** PROBLEM DESCRIPTION **
Copy word for word everything from "It is carrying" down to "this current carrying wire." in the text on a current-carrying wire in a magnetic field.

8.3 Current carrying wire in an external magnetic field from Office of Academic Technologies on Vimeo.
8.3 Current carrying wire in an external magnetic field
Alright, now let’s consider the magnetic force generated by an external magnetic field on a current carrying wire through an example. In this case, let’s assume that we have a wire which has a straight part and a semi-circular part, and another straight part, something like this. Let’s assume that the radius of the semi-circular part is big R and also the length of the straight part is R and the length of this straight part is 2R.
It is carrying a current, let’s say from left to right, i, and we place this current carrying wire inside of a magnetic field region, which is pointing out of plane. So, B is pointing out of plane, and let’s assume that it is uniform and we’d like to determine the net force that this external magnetic field generates on this current carrying wire.
Now if you recall, the magnetic force generated by an external magnetic field on an incremental segment of a current carrying wire is equal to, dF is equal to i dl cross B. So, this is the magnetic field exerted along an incremental segment of a current carrying wire. Now, we’re going to, therefore, calculate the magnetic force generated along the incremental segments of this whole wire and once we determine these incremental forces, then we will add them vectorially to be able to get the total force. Our purpose is to calculate the net force at this point, at the center of the semi-circular region.
So, the question is B at point O, is the question mark. Alright, well, if you look at this straight segment first and we choose an incremental current element with a length of dl, so let’s say this is our incremental element, dl, and the current is flowing to the right, and the magnetic field is out of plane. Therefor the direction of the force that generates on this current carrying incremental segment, from i dl cross B, applying right-hand rule, keeping the right-hand fingers in the direction of first vector, which is to the right, and then curling them towards the second vector and that is B pointing out of plane, i dl cross B, while keeping the thumb in open position, is going to generate a force, let’s call this one as F1, in downward direction. And this is for the segment 1.

** RECORD SET **
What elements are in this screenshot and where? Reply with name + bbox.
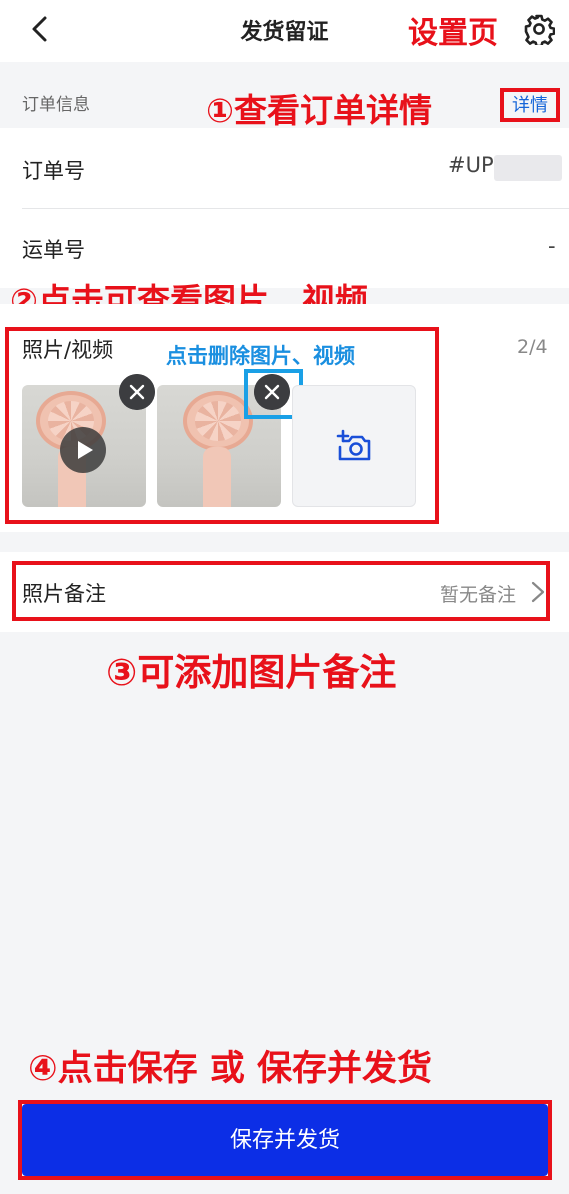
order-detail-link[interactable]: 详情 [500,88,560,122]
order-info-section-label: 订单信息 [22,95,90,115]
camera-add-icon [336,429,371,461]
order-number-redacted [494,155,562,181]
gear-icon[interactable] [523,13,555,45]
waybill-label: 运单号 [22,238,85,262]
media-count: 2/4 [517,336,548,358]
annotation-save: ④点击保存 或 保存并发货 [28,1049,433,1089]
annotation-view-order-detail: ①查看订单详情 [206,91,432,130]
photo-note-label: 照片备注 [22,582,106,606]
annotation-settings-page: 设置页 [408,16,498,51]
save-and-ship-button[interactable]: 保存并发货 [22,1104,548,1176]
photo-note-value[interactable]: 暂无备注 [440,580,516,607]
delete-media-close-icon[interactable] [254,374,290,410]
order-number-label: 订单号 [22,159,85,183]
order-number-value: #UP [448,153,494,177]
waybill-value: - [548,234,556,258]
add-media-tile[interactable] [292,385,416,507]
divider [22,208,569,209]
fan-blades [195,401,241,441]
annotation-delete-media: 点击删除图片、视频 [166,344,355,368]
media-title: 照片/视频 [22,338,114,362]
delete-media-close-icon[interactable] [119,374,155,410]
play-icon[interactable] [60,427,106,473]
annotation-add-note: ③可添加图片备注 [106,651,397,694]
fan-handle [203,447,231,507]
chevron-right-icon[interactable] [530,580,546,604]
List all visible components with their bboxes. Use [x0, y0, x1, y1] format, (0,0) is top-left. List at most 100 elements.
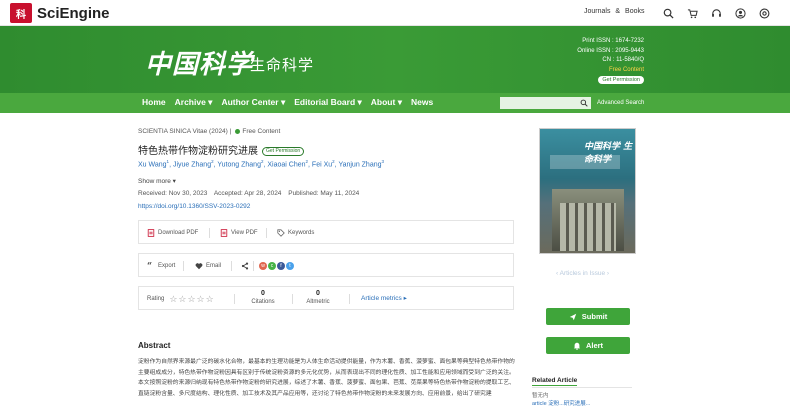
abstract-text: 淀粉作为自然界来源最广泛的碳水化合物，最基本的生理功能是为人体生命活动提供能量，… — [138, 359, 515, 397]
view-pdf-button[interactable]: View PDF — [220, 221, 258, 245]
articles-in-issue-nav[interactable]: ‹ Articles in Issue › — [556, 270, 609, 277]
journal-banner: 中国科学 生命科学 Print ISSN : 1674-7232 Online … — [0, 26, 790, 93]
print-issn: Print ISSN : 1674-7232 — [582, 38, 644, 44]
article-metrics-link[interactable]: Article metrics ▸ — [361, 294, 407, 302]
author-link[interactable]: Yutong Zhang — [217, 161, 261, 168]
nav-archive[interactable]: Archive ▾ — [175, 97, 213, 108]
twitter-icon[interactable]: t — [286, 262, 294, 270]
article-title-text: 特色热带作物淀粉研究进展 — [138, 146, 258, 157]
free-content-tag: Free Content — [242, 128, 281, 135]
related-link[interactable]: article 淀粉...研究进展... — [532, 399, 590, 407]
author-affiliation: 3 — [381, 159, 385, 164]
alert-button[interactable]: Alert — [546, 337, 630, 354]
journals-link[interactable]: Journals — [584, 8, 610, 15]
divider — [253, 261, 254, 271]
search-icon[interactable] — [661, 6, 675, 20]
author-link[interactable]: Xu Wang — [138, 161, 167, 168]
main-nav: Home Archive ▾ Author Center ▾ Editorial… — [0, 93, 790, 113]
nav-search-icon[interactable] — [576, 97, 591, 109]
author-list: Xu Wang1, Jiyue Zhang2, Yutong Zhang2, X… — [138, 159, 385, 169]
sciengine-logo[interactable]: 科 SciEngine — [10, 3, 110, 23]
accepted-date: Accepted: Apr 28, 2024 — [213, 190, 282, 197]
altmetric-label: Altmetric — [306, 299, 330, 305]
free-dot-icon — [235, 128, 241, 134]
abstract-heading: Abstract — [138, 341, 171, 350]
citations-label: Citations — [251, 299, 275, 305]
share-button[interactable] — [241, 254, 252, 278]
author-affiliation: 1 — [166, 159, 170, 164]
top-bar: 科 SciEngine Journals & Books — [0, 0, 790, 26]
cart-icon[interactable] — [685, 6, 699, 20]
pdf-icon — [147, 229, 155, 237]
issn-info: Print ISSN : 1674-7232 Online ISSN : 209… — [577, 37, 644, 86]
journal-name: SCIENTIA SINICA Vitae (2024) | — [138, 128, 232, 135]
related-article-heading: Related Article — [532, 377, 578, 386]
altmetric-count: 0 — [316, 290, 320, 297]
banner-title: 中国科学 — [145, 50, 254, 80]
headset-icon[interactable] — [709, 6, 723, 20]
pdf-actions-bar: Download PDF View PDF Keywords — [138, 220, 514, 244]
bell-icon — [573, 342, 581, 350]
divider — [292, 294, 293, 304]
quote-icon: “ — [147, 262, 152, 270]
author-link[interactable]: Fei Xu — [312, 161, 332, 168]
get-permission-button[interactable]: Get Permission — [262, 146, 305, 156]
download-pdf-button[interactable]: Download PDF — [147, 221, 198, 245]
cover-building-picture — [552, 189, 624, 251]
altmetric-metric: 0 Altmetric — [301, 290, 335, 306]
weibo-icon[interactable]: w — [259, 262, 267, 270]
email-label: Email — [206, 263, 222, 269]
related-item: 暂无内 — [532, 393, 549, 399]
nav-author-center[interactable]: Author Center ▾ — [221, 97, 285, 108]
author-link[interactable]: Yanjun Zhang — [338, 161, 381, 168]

** FINAL RESULT **
It is carrying a current, let’s say from left to right, i, and we place this current carrying wire inside of a magnetic field region, which is pointing out of plane. So, B is pointing out of plane, and let’s assume that it is uniform and we’d like to determine the net force that this external magnetic field generates on this current carrying wire.